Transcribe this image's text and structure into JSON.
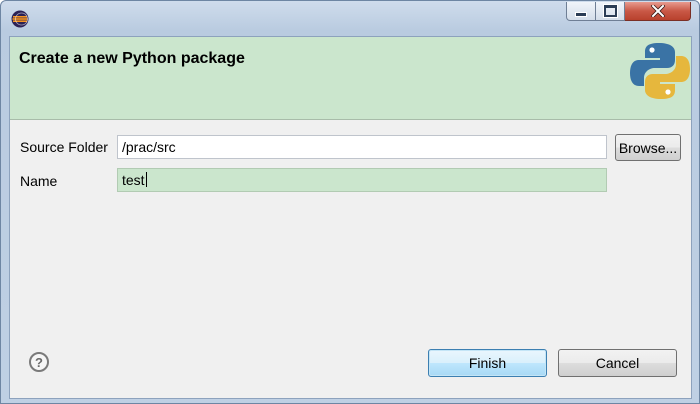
{
  "window": {
    "controls": {
      "minimize_icon": "minimize-icon",
      "maximize_icon": "maximize-icon",
      "close_icon": "close-icon"
    },
    "app_icon": "eclipse-icon"
  },
  "banner": {
    "title": "Create a new Python package",
    "logo_icon": "python-logo-icon",
    "background": "#cbe6cd"
  },
  "form": {
    "source_folder": {
      "label": "Source Folder",
      "value": "/prac/src",
      "browse_label": "Browse..."
    },
    "name": {
      "label": "Name",
      "value": "test"
    }
  },
  "footer": {
    "help_icon": "help-icon",
    "help_glyph": "?",
    "finish_label": "Finish",
    "cancel_label": "Cancel"
  }
}
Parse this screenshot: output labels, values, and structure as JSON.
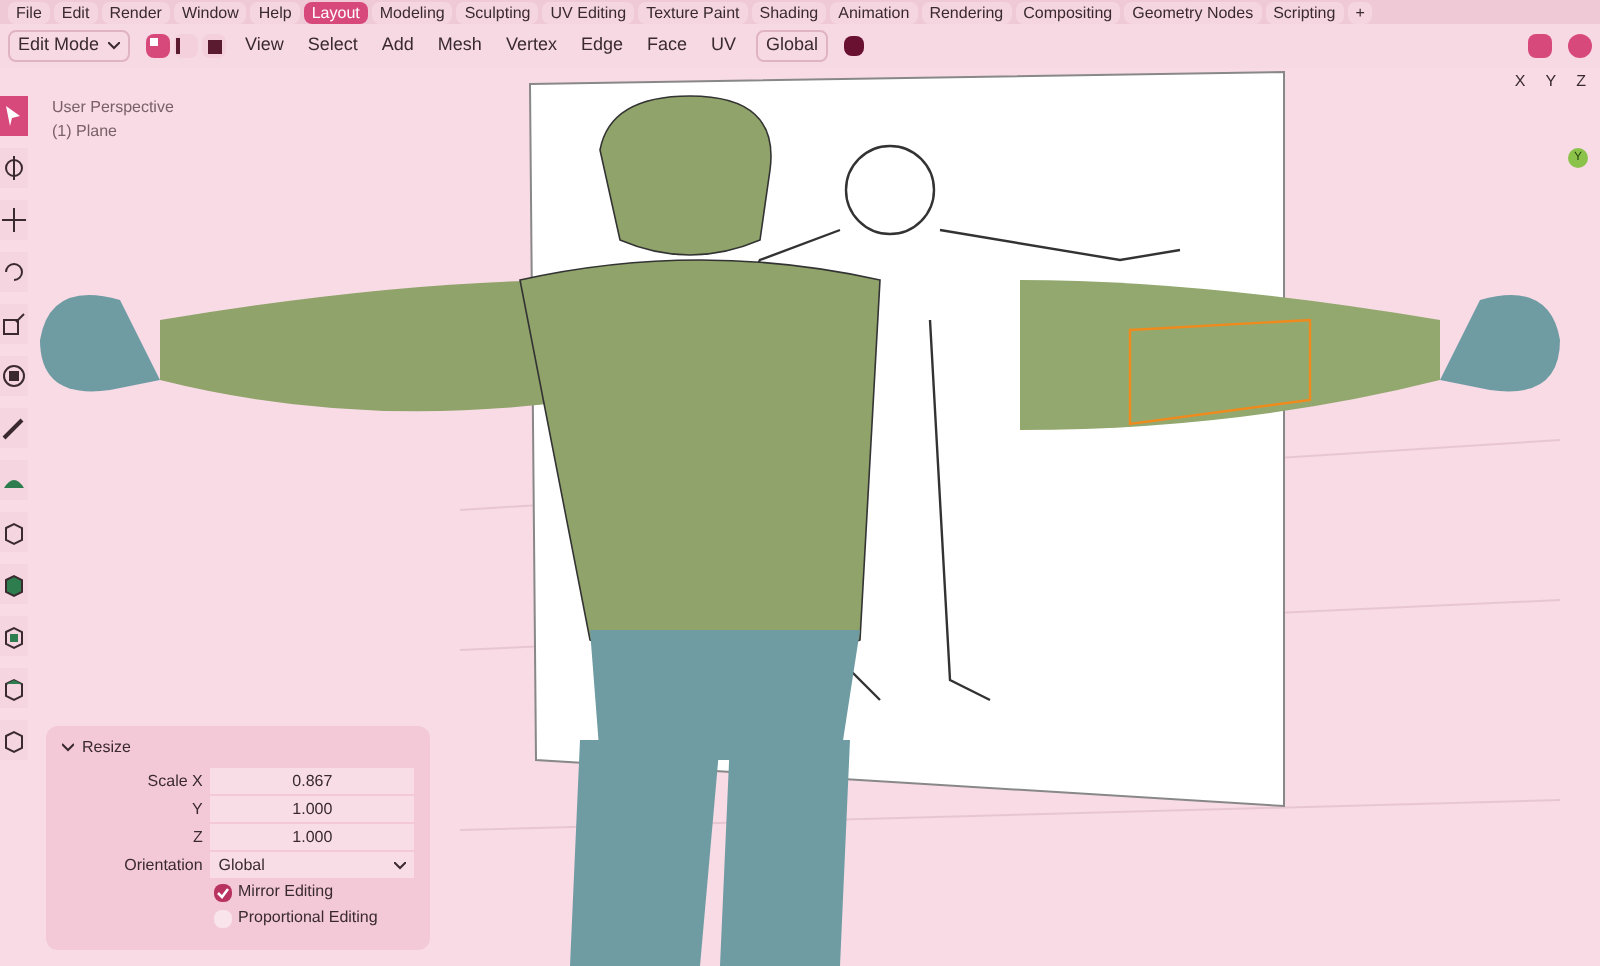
{
  "workspace_tabs": [
    {
      "label": "File",
      "selected": false
    },
    {
      "label": "Edit",
      "selected": false
    },
    {
      "label": "Render",
      "selected": false
    },
    {
      "label": "Window",
      "selected": false
    },
    {
      "label": "Help",
      "selected": false
    },
    {
      "label": "Layout",
      "selected": true
    },
    {
      "label": "Modeling",
      "selected": false
    },
    {
      "label": "Sculpting",
      "selected": false
    },
    {
      "label": "UV Editing",
      "selected": false
    },
    {
      "label": "Texture Paint",
      "selected": false
    },
    {
      "label": "Shading",
      "selected": false
    },
    {
      "label": "Animation",
      "selected": false
    },
    {
      "label": "Rendering",
      "selected": false
    },
    {
      "label": "Compositing",
      "selected": false
    },
    {
      "label": "Geometry Nodes",
      "selected": false
    },
    {
      "label": "Scripting",
      "selected": false
    },
    {
      "label": "+",
      "selected": false
    }
  ],
  "header": {
    "mode": "Edit Mode",
    "select_modes": [
      {
        "kind": "vertex",
        "selected": true
      },
      {
        "kind": "edge",
        "selected": false
      },
      {
        "kind": "face",
        "selected": false
      }
    ],
    "menus": [
      "View",
      "Select",
      "Add",
      "Mesh",
      "Vertex",
      "Edge",
      "Face",
      "UV"
    ],
    "orientation": "Global"
  },
  "mirror_axes": [
    {
      "label": "X",
      "selected": false
    },
    {
      "label": "Y",
      "selected": false
    },
    {
      "label": "Z",
      "selected": false
    }
  ],
  "toolbar": [
    {
      "kind": "select",
      "selected": true
    },
    {
      "kind": "cursor",
      "selected": false
    },
    {
      "kind": "move",
      "selected": false
    },
    {
      "kind": "rotate",
      "selected": false
    },
    {
      "kind": "scale",
      "selected": false
    },
    {
      "kind": "transform",
      "selected": false
    },
    {
      "kind": "annotate",
      "selected": false
    },
    {
      "kind": "measure",
      "selected": false
    },
    {
      "kind": "cube",
      "selected": false
    },
    {
      "kind": "extrude",
      "selected": false
    },
    {
      "kind": "inset",
      "selected": false
    },
    {
      "kind": "bevel",
      "selected": false
    },
    {
      "kind": "cube",
      "selected": false
    }
  ],
  "viewport": {
    "view_name": "User Perspective",
    "object": "(1) Plane",
    "axis_label": "Y"
  },
  "resize_panel": {
    "title": "Resize",
    "expanded": true,
    "fields": [
      {
        "label": "Scale X",
        "value": "0.867"
      },
      {
        "label": "Y",
        "value": "1.000"
      },
      {
        "label": "Z",
        "value": "1.000"
      }
    ],
    "orientation_label": "Orientation",
    "orientation": "Global",
    "options": [
      {
        "label": "Mirror Editing",
        "checked": true
      },
      {
        "label": "Proportional Editing",
        "checked": false
      }
    ]
  }
}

■ What you will do: Copy the whole listing above word for word but do not carry over the pictures.

■ Written reply:
Transcribe this image's text and structure into JSON.
{
  "window": {
    "controls": {
      "minimize_icon": "minimize-icon",
      "maximize_icon": "maximize-icon",
      "close_icon": "close-icon"
    },
    "app_icon": "eclipse-icon"
  },
  "banner": {
    "title": "Create a new Python package",
    "logo_icon": "python-logo-icon",
    "background": "#cbe6cd"
  },
  "form": {
    "source_folder": {
      "label": "Source Folder",
      "value": "/prac/src",
      "browse_label": "Browse..."
    },
    "name": {
      "label": "Name",
      "value": "test"
    }
  },
  "footer": {
    "help_icon": "help-icon",
    "help_glyph": "?",
    "finish_label": "Finish",
    "cancel_label": "Cancel"
  }
}
Parse this screenshot: output labels, values, and structure as JSON.
{
  "workspace_tabs": [
    {
      "label": "File",
      "selected": false
    },
    {
      "label": "Edit",
      "selected": false
    },
    {
      "label": "Render",
      "selected": false
    },
    {
      "label": "Window",
      "selected": false
    },
    {
      "label": "Help",
      "selected": false
    },
    {
      "label": "Layout",
      "selected": true
    },
    {
      "label": "Modeling",
      "selected": false
    },
    {
      "label": "Sculpting",
      "selected": false
    },
    {
      "label": "UV Editing",
      "selected": false
    },
    {
      "label": "Texture Paint",
      "selected": false
    },
    {
      "label": "Shading",
      "selected": false
    },
    {
      "label": "Animation",
      "selected": false
    },
    {
      "label": "Rendering",
      "selected": false
    },
    {
      "label": "Compositing",
      "selected": false
    },
    {
      "label": "Geometry Nodes",
      "selected": false
    },
    {
      "label": "Scripting",
      "selected": false
    },
    {
      "label": "+",
      "selected": false
    }
  ],
  "header": {
    "mode": "Edit Mode",
    "select_modes": [
      {
        "kind": "vertex",
        "selected": true
      },
      {
        "kind": "edge",
        "selected": false
      },
      {
        "kind": "face",
        "selected": false
      }
    ],
    "menus": [
      "View",
      "Select",
      "Add",
      "Mesh",
      "Vertex",
      "Edge",
      "Face",
      "UV"
    ],
    "orientation": "Global"
  },
  "mirror_axes": [
    {
      "label": "X",
      "selected": false
    },
    {
      "label": "Y",
      "selected": false
    },
    {
      "label": "Z",
      "selected": false
    }
  ],
  "toolbar": [
    {
      "kind": "select",
      "selected": true
    },
    {
      "kind": "cursor",
      "selected": false
    },
    {
      "kind": "move",
      "selected": false
    },
    {
      "kind": "rotate",
      "selected": false
    },
    {
      "kind": "scale",
      "selected": false
    },
    {
      "kind": "transform",
      "selected": false
    },
    {
      "kind": "annotate",
      "selected": false
    },
    {
      "kind": "measure",
      "selected": false
    },
    {
      "kind": "cube",
      "selected": false
    },
    {
      "kind": "extrude",
      "selected": false
    },
    {
      "kind": "inset",
      "selected": false
    },
    {
      "kind": "bevel",
      "selected": false
    },
    {
      "kind": "cube",
      "selected": false
    }
  ],
  "viewport": {
    "view_name": "User Perspective",
    "object": "(1) Plane",
    "axis_label": "Y"
  },
  "resize_panel": {
    "title": "Resize",
    "expanded": true,
    "fields": [
      {
        "label": "Scale X",
        "value": "0.867"
      },
      {
        "label": "Y",
        "value": "1.000"
      },
      {
        "label": "Z",
        "value": "1.000"
      }
    ],
    "orientation_label": "Orientation",
    "orientation": "Global",
    "options": [
      {
        "label": "Mirror Editing",
        "checked": true
      },
      {
        "label": "Proportional Editing",
        "checked": false
      }
    ]
  }
}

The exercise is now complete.